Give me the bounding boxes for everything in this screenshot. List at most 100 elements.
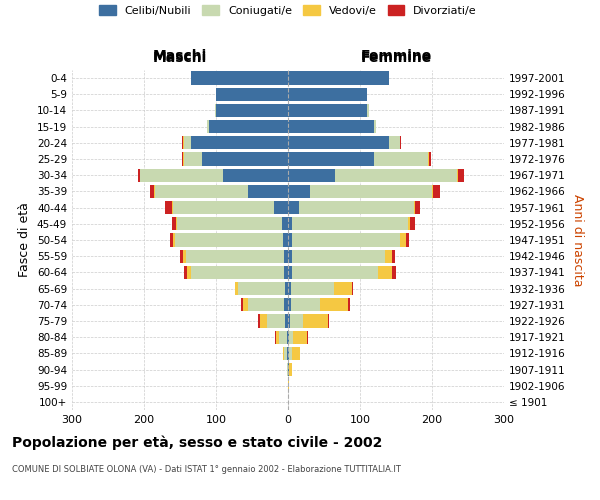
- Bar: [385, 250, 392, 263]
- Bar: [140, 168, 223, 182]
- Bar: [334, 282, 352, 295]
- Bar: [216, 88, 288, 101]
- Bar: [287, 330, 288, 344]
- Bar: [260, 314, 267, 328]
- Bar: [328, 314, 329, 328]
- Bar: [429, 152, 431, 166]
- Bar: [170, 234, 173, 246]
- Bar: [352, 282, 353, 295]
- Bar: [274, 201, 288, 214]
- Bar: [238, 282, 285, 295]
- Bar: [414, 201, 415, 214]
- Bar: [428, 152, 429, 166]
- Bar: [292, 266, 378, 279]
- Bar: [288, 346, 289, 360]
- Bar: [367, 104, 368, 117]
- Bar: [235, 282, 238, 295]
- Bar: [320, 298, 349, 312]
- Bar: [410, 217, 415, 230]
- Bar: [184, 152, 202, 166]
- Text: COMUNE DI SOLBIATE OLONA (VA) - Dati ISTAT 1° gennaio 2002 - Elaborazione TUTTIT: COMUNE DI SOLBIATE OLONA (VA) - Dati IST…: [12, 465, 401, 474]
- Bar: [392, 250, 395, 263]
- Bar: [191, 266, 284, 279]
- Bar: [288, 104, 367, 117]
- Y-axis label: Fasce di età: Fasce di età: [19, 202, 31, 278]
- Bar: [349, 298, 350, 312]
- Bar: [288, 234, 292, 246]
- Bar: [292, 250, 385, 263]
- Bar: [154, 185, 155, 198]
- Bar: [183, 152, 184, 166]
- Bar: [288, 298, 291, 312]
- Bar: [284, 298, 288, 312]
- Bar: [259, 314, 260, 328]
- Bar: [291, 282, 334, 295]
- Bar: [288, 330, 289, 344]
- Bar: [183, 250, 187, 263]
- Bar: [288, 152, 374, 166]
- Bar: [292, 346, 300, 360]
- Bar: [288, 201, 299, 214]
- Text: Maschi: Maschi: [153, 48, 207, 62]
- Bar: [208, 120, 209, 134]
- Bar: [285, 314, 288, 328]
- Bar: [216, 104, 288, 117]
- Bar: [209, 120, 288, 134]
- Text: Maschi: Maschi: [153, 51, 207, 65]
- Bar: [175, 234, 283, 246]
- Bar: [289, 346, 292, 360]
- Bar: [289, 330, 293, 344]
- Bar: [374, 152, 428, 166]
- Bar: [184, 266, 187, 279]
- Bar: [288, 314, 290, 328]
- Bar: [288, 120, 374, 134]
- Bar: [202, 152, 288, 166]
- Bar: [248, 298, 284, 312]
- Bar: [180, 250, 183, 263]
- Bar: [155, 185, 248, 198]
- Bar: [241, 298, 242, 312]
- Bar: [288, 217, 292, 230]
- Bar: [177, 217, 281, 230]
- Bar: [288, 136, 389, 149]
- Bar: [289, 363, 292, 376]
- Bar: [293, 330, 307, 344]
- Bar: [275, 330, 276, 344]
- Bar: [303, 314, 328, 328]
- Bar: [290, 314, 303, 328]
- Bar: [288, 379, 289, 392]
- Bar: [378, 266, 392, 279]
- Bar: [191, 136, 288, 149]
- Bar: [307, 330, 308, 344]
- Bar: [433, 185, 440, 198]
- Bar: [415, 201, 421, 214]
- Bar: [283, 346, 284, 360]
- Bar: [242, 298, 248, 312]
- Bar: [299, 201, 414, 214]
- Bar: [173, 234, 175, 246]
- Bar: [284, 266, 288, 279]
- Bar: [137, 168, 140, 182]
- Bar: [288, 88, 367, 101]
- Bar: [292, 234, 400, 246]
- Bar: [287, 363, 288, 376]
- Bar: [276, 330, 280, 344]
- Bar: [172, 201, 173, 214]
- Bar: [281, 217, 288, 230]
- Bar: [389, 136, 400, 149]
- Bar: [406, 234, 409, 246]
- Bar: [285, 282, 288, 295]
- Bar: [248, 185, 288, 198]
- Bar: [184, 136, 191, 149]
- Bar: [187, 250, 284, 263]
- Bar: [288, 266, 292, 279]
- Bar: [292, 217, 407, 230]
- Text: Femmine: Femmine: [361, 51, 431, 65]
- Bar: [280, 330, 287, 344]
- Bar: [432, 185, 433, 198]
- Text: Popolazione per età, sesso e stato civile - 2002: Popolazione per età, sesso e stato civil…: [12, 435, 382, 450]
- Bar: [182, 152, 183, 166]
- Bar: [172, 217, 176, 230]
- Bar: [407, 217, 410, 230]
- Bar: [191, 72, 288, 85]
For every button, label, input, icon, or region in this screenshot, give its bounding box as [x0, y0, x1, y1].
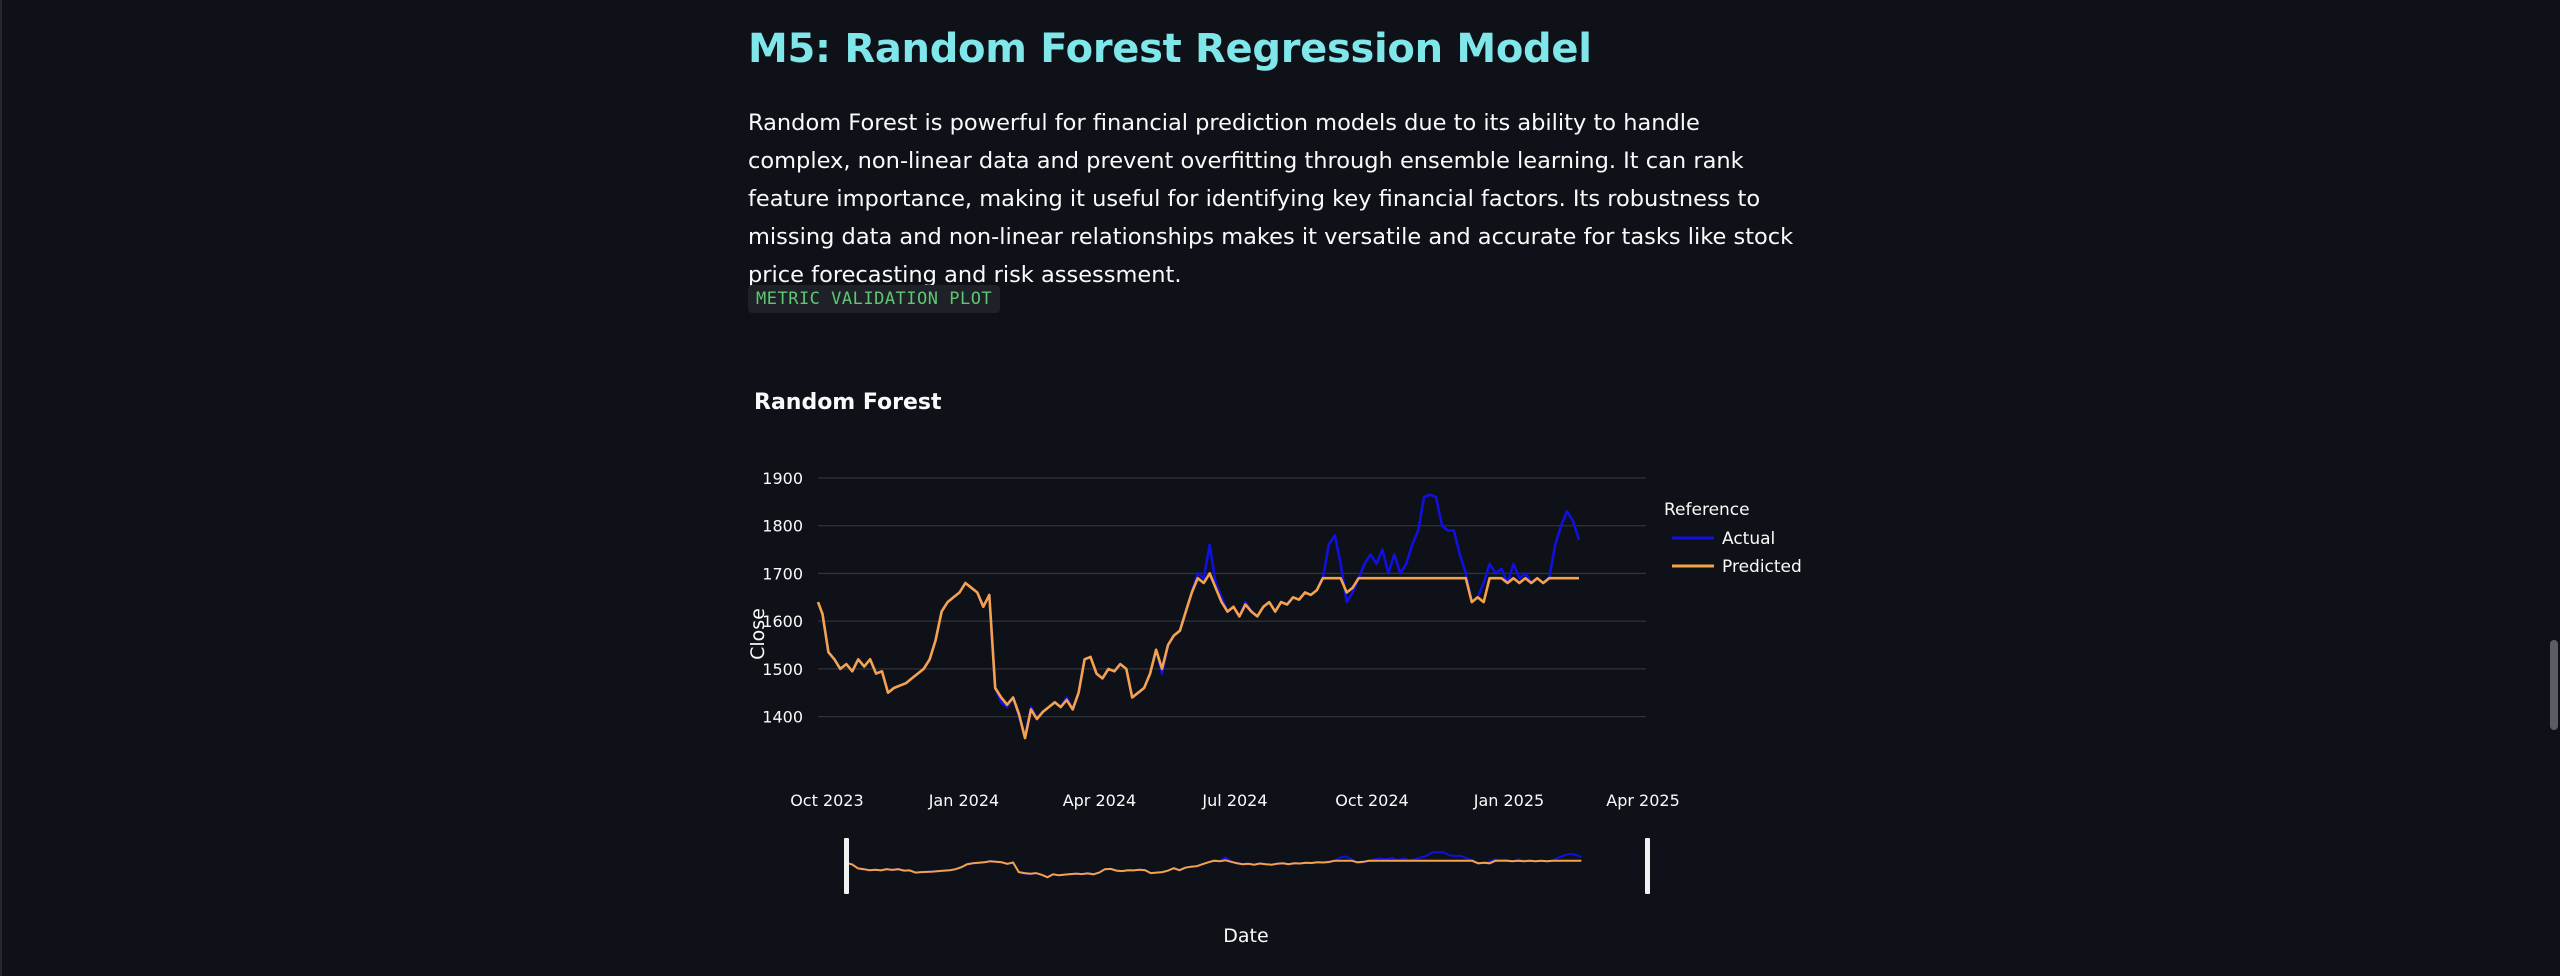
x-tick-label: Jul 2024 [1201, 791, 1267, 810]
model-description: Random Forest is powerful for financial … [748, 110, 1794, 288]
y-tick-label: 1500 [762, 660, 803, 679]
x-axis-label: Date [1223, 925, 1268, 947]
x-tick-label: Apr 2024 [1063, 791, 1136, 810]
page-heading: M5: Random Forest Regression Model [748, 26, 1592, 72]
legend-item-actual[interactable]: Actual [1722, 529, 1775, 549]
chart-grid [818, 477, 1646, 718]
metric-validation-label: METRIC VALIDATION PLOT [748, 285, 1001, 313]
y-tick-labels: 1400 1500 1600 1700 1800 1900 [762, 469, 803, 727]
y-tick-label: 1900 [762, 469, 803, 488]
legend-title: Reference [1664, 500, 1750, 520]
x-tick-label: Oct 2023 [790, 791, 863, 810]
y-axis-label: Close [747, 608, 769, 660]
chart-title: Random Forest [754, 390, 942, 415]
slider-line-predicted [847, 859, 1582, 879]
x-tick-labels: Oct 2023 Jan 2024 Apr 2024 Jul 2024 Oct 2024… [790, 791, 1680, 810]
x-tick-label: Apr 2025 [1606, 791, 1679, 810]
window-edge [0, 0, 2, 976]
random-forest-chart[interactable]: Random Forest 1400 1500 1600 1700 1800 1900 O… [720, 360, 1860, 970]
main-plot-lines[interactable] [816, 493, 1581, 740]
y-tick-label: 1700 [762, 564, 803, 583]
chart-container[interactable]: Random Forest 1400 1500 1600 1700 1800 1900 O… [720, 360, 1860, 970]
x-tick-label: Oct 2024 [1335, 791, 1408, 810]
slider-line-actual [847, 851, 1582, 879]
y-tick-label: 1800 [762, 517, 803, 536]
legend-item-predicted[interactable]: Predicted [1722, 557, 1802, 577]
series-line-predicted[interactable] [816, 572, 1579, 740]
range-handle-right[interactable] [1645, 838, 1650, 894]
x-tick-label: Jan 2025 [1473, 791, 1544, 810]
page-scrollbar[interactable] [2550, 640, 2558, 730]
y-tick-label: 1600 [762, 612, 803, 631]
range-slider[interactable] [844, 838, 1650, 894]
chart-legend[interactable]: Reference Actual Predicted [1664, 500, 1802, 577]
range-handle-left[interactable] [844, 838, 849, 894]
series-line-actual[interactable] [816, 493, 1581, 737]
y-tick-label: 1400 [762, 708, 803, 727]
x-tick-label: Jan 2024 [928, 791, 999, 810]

--- --- ---

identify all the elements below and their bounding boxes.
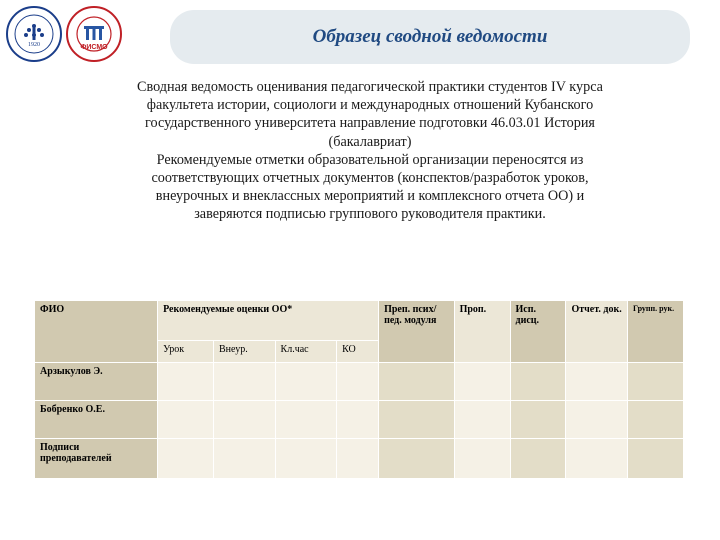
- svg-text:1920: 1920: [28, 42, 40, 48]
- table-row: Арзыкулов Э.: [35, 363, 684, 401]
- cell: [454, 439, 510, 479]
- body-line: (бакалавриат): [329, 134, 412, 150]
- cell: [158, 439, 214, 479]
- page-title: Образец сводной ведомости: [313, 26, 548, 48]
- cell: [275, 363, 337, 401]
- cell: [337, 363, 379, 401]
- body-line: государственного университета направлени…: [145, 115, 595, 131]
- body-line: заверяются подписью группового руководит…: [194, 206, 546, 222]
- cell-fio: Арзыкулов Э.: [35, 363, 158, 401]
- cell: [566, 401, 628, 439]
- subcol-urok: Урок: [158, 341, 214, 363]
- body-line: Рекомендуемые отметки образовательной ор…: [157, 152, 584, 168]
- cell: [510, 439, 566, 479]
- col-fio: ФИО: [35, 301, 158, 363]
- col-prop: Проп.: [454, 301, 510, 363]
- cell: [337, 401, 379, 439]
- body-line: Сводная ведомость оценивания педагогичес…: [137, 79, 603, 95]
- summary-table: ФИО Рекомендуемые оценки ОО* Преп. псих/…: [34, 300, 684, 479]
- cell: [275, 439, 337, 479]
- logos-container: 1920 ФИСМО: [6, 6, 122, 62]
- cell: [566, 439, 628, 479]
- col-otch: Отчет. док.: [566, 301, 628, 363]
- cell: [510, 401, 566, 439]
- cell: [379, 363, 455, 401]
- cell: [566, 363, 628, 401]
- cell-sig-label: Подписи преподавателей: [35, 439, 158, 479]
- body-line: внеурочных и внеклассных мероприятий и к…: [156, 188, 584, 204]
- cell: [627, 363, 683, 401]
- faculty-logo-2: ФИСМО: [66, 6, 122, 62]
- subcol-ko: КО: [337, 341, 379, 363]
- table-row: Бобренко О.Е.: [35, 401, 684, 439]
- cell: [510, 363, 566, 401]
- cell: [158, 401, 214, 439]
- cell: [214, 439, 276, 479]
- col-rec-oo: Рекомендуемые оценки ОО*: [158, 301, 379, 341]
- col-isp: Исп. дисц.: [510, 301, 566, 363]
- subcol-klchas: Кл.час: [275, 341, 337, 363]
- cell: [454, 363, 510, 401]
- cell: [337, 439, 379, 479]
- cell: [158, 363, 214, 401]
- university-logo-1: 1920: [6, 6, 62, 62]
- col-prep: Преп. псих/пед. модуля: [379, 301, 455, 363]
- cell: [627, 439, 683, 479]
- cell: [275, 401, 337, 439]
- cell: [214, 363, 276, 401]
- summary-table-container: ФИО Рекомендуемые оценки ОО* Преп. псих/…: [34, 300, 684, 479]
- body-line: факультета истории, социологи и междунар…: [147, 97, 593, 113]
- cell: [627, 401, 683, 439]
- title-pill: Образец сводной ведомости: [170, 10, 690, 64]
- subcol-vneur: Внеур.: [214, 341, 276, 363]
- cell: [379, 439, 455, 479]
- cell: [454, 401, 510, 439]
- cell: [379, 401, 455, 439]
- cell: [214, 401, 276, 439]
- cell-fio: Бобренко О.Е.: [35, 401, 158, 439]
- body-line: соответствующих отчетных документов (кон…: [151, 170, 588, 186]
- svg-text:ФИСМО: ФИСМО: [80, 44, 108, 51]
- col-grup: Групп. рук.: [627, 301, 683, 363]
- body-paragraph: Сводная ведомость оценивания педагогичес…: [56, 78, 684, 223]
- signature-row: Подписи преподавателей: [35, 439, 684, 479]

--- --- ---

과제 목표: 위 자료에서 "x-tick-label: Jul 2024 [1201, 791, 1267, 810]" 문구가 있는 줄부터 "x-tick-label: Oct 2024 [1335, 791, 1408, 810]" 문구가 있는 줄까지, 양 끝 줄을 포함해 한 글자도 바꾸지 말고 다시 적어 주시겠어요?

과제 풀이:
x-tick-label: Jul 2024 [1201, 791, 1267, 810]
model-description: Random Forest is powerful for financial … [748, 110, 1794, 288]
y-tick-label: 1500 [762, 660, 803, 679]
x-axis-label: Date [1223, 925, 1268, 947]
x-tick-label: Apr 2024 [1063, 791, 1136, 810]
page-heading: M5: Random Forest Regression Model [748, 26, 1592, 72]
legend-item-actual[interactable]: Actual [1722, 529, 1775, 549]
chart-grid [818, 477, 1646, 718]
metric-validation-label: METRIC VALIDATION PLOT [748, 285, 1001, 313]
y-tick-labels: 1400 1500 1600 1700 1800 1900 [762, 469, 803, 727]
y-tick-label: 1900 [762, 469, 803, 488]
legend-title: Reference [1664, 500, 1750, 520]
x-tick-label: Oct 2023 [790, 791, 863, 810]
y-axis-label: Close [747, 608, 769, 660]
chart-title: Random Forest [754, 390, 942, 415]
slider-line-predicted [847, 859, 1582, 879]
x-tick-labels: Oct 2023 Jan 2024 Apr 2024 Jul 2024 Oct 2024… [790, 791, 1680, 810]
x-tick-label: Apr 2025 [1606, 791, 1679, 810]
window-edge [0, 0, 2, 976]
random-forest-chart[interactable]: Random Forest 1400 1500 1600 1700 1800 1900 O… [720, 360, 1860, 970]
main-plot-lines[interactable] [816, 493, 1581, 740]
y-tick-label: 1700 [762, 564, 803, 583]
chart-container[interactable]: Random Forest 1400 1500 1600 1700 1800 1900 O… [720, 360, 1860, 970]
x-tick-label: Oct 2024 [1335, 791, 1408, 810]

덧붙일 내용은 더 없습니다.